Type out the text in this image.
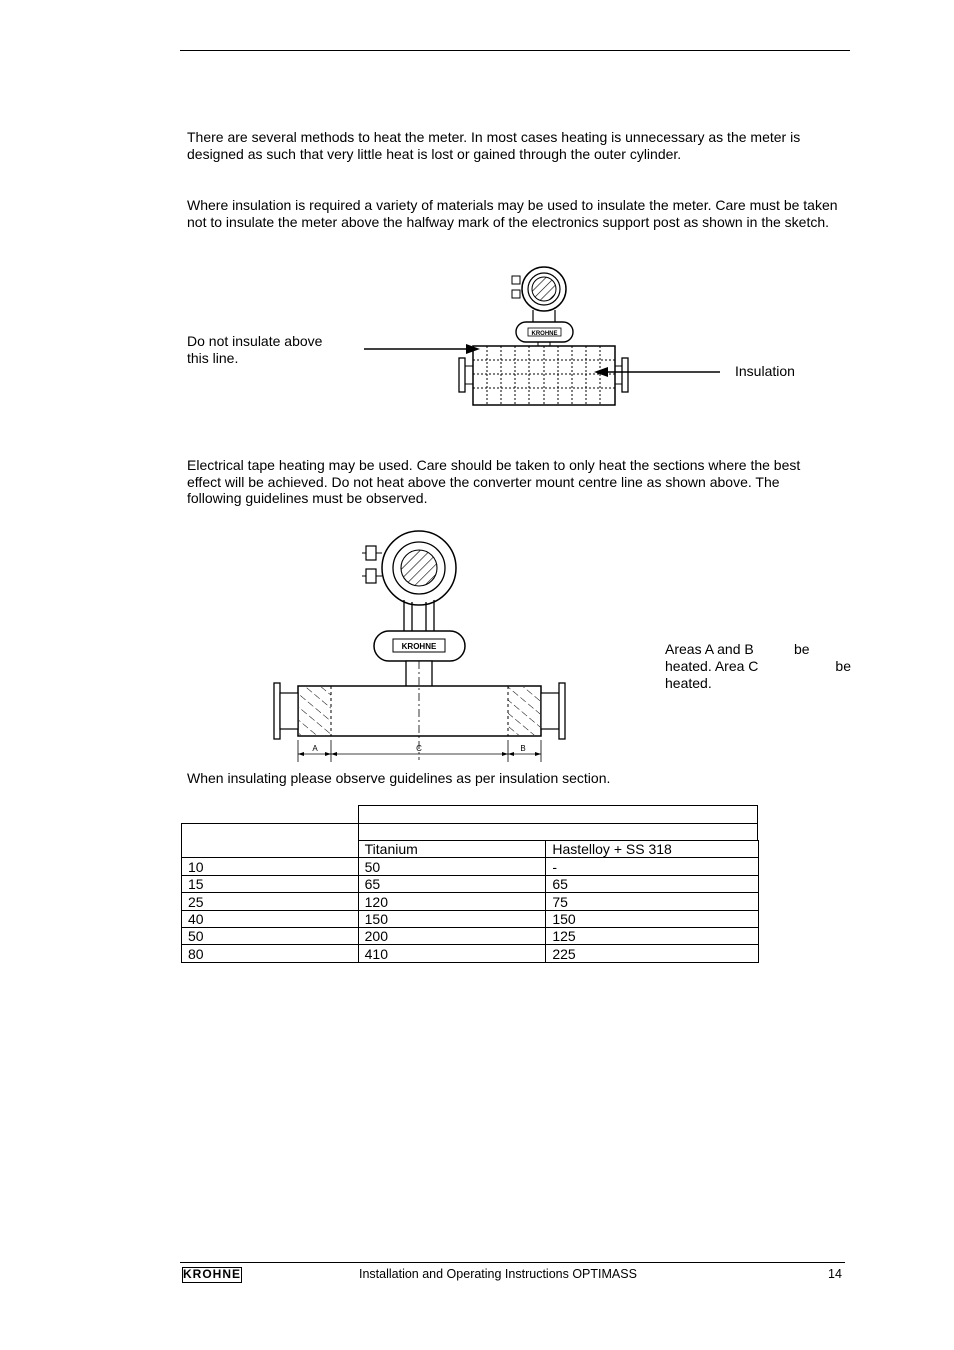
There are several methods to heat the meter. In most cases heating is unnecessary as the meter is designed as such that very little heat is lost or gained through the outer cylinder.

Where insulation is required a variety of materials may be used to insulate the meter. Care must be taken not to insulate the meter above the halfway mark of the electronics support post as shown in the sketch.

Do not insulate above this line.

Insulation

KROHNE

Electrical tape heating may be used. Care should be taken to only heat the sections where the best effect will be achieved. Do not heat above the converter mount centre line as shown above. The following guidelines must be observed.

Areas A and B	be
heated. Area C	be
heated.
KROHNE
A	C	B

When insulating please observe guidelines as per insulation section.

	Titanium	Hastelloy + SS 318
10	50	-
15	65	65
25	120	75
40	150	150
50	200	125
80	410	225
KROHNE	Installation and Operating Instructions OPTIMASS	14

» **Your task**
Repeat the material above in full and exactly, apart from the pictures.

» **Reply**
Type out the text in this image.
There are several methods to heat the meter. In most cases heating is unnecessary as the meter is designed as such that very little heat is lost or gained through the outer cylinder.

Where insulation is required a variety of materials may be used to insulate the meter. Care must be taken not to insulate the meter above the halfway mark of the electronics support post as shown in the sketch.

Do not insulate above this line.

Insulation

KROHNE

Electrical tape heating may be used. Care should be taken to only heat the sections where the best effect will be achieved. Do not heat above the converter mount centre line as shown above. The following guidelines must be observed.

Areas A and B	be
heated. Area C	be
heated.
KROHNE
A	C	B

When insulating please observe guidelines as per insulation section.

	Titanium	Hastelloy + SS 318
10	50	-
15	65	65
25	120	75
40	150	150
50	200	125
80	410	225
KROHNE	Installation and Operating Instructions OPTIMASS	14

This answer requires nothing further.